→ GOAL 1:
Answer these questions using the speech below.
(a) Where were the Bat Mitzvah classes held?
(b) Which prayer was the last one chanted that Friday night?
(c) How many pieces made up Aaron's garments?

→ PASSAGE GIVEN:

It was common practice at Har Zion for two girls to become Bat Mitzvah on Friday nights. I shared the bima that Friday night with Sandra Marder.
I also studied Jewish traditions with Mrs. Rosen. My mother had studied Hebrew with her. Bat Mitzvah classes were conducted in the organ loft where the choir sat, a very dark room with a heavy wooden lattice screen that overlooked the huge wood paneled sanctuary. I remember her teaching our small group about Kashruth. I was fascinated with the reasons and rules for keeping a kosher home.
I remember walking home from synagogue that day and asking my mother why our family wasn’t Kosher. I can’t remember her exact answer, but I can remember that just two weeks later, she had transformed our kitchen into a kosher one – two sets of dishes, two sets of cutlery, and two sets of pots and pans. From that day until the day she died, she had a kosher kitchen. It all seemed very comfortable and natural to our family.
What else do I remember? In the beginning of the service, I remember my voice and my legs nervously shaking. I remember chanting half of my Haftorah portion, sharing it with my partner. I don’t remember what else or how I chanted that night. But I do vividly remember Yigdal, the last prayer I chanted. By that moment, my voice was strong and on pitch, and my legs had stopped shaking. I knew the service was over at that point, but I wanted to do more. I didn’t want the service to be over. I loved the prayers and I loved the music. We will all be chanting Yigdal today at the end of the service.
Of course, I remember the beautiful navy blue faille dress and the matching Capezio shoes my mother bought me and the yummy sweets served at the Kiddush downstairs. I remember the proud faces of my parents and sister and brother and my grandparents and my aunts and uncles. When I close my eyes, I can remember the wood paneled huge sanctuary with a raised bima. I remember Rabbi David Goldstein and Cantor Isaac Wall, two larger-than-life figures in their black robes who I only knew from afar. Cantor Wall’s voice was always inspiring.
And now 60 years later, I stand here with you. My knees and my voice are not shaking now. My ability to stay on pitch has improved tremendously, thanks to Hazzan Rabinowitz, Cantor Jacobson, Cantor Littman, Cantor Mordecai and Beth Styles, the present director of our Temple Beth El High Holiday Choir. A special thanks to Judy Aronin, my dear friend and present musical coach. As you can see, music is an important part of my life. It gives me great joy to sing in the choir and in the New World Chorus, Stamford’s interfaith singing group.
Today’s Torah portion is T’Tzaveh which means “you shall instruct.” It begins with Exodus Chapter 20. God gave precise instructions to “all who are skillful” for weaving, cutting and stitching to create special garments of linen and wool, precious stones and gold for Aaron, the high priest, and his sons. They would wear these garments when they performed their sacred duties. Aaron’s garments consisted of 8 pieces; the garments of the ordinary priests would have 4 pieces.

→ RECORDS TO PROCESS:
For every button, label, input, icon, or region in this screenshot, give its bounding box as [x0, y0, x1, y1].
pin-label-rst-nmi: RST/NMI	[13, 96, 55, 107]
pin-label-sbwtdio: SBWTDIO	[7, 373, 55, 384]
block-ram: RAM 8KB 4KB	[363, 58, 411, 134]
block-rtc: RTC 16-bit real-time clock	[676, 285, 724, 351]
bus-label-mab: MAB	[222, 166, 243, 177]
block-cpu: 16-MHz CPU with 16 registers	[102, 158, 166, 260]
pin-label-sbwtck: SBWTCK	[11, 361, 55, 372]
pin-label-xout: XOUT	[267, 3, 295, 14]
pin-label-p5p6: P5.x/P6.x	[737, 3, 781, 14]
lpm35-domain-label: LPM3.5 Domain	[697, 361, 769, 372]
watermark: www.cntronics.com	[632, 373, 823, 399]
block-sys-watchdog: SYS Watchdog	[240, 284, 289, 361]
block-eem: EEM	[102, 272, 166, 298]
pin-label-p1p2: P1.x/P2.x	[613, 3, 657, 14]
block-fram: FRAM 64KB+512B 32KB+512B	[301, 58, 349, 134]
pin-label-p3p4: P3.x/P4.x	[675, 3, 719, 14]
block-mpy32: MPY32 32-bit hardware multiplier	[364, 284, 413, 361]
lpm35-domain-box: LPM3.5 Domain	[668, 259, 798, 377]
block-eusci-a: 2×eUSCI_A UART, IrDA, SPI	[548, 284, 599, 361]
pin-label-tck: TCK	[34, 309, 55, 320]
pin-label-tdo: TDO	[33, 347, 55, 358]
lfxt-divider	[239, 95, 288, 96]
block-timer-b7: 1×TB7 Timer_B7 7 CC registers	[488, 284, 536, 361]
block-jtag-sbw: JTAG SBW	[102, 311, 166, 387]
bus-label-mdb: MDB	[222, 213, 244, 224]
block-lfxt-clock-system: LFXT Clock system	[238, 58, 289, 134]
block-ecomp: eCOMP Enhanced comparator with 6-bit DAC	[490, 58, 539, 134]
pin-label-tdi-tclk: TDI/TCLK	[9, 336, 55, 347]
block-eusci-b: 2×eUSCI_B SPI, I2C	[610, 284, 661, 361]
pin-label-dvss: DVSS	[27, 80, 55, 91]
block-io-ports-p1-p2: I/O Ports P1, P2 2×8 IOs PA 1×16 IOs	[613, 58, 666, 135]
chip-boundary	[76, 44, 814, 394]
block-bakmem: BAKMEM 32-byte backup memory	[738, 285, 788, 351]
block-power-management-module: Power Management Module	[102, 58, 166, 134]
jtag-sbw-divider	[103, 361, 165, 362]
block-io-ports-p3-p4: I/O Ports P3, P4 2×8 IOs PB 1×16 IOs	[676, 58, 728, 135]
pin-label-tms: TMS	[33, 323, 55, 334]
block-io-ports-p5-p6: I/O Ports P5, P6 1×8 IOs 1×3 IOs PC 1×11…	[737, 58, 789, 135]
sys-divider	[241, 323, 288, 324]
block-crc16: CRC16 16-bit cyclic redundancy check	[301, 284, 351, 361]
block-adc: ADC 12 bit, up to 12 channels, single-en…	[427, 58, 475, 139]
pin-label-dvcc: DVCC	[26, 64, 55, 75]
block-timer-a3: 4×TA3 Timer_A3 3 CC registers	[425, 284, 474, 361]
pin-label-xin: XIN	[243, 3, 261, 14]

==

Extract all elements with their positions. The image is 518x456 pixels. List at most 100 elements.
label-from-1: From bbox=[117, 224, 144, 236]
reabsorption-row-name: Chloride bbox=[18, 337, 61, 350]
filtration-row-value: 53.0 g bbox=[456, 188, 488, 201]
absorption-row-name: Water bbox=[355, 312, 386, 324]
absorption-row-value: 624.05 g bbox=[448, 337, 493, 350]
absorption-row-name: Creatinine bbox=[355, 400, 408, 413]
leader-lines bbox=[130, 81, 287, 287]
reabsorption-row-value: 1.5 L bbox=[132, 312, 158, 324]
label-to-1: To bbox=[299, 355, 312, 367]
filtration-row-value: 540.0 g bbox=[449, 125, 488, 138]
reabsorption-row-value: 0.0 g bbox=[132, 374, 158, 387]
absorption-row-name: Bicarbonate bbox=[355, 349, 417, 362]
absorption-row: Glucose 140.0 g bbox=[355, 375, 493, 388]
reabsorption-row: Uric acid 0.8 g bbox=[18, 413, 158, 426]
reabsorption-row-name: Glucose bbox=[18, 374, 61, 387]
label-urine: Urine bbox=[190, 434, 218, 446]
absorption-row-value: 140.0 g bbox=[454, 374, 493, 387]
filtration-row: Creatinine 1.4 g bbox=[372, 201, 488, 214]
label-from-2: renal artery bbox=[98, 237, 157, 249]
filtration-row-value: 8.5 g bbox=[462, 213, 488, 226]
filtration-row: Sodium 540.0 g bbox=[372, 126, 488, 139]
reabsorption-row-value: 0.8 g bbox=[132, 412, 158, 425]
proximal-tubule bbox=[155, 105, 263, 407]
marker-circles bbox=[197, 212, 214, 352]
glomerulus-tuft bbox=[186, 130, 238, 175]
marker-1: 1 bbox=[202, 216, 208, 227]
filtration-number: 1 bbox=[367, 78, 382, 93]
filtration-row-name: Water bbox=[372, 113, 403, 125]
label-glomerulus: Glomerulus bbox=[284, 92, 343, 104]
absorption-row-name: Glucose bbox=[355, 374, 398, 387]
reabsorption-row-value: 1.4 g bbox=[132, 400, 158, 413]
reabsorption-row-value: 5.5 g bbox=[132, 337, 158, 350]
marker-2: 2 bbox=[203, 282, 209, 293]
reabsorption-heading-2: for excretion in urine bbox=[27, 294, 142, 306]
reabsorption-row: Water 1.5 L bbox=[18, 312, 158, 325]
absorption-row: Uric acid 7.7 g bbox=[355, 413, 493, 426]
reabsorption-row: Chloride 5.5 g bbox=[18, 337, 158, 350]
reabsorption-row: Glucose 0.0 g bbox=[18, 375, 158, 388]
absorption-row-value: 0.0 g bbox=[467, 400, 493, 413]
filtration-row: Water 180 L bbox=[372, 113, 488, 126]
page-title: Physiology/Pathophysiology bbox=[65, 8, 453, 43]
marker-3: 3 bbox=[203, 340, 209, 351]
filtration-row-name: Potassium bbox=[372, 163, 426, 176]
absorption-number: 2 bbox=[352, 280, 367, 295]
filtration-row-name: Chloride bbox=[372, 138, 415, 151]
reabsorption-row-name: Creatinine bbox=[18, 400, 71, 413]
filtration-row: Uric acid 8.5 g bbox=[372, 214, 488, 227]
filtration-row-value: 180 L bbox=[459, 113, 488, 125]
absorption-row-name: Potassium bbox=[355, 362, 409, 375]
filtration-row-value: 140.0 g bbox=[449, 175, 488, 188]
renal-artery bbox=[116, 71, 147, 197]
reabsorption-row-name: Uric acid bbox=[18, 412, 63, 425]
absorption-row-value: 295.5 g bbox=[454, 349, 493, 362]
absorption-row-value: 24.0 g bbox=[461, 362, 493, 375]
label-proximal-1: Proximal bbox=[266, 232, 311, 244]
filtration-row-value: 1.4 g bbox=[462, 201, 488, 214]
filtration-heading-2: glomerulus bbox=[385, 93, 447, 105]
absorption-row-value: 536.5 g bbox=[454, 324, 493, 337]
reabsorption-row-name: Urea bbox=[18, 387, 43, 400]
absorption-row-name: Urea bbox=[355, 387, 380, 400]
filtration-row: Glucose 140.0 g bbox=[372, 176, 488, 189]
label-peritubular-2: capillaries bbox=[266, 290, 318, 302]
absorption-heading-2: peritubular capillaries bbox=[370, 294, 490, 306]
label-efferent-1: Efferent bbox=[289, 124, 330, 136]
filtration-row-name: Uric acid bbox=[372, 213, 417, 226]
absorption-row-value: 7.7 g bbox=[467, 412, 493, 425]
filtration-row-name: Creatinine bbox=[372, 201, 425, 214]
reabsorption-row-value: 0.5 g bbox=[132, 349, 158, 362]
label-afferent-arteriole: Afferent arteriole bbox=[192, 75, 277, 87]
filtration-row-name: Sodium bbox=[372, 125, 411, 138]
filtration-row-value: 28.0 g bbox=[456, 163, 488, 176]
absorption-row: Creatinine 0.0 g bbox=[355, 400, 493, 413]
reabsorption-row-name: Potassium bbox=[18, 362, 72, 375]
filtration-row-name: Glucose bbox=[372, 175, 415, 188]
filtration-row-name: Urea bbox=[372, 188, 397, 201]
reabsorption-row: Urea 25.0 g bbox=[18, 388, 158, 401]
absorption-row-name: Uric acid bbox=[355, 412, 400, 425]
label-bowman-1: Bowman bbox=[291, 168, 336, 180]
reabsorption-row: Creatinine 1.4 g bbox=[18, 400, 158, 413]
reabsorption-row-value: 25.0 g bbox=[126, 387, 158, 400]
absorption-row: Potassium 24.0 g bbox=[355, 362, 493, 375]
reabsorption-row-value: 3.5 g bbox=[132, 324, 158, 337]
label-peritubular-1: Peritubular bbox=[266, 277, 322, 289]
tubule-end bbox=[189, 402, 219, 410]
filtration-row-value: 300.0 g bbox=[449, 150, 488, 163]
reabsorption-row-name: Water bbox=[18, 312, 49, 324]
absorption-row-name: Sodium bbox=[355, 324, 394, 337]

→ GOAL 2:
Locate every line in the entries above that contains the string "with", and copy each of those lines.

→ EXERCISE ANSWER 1:
(a) In the organ loft where the choir sat.
(b) Yigdal.
(c) 8 pieces.

→ EXERCISE ANSWER 2:
block-cpu: 16-MHz CPU with 16 registers	[102, 158, 166, 260]
block-ecomp: eCOMP Enhanced comparator with 6-bit DAC	[490, 58, 539, 134]
Extract all elements with their positions. The image is 518x456 pixels. List at most 100 elements.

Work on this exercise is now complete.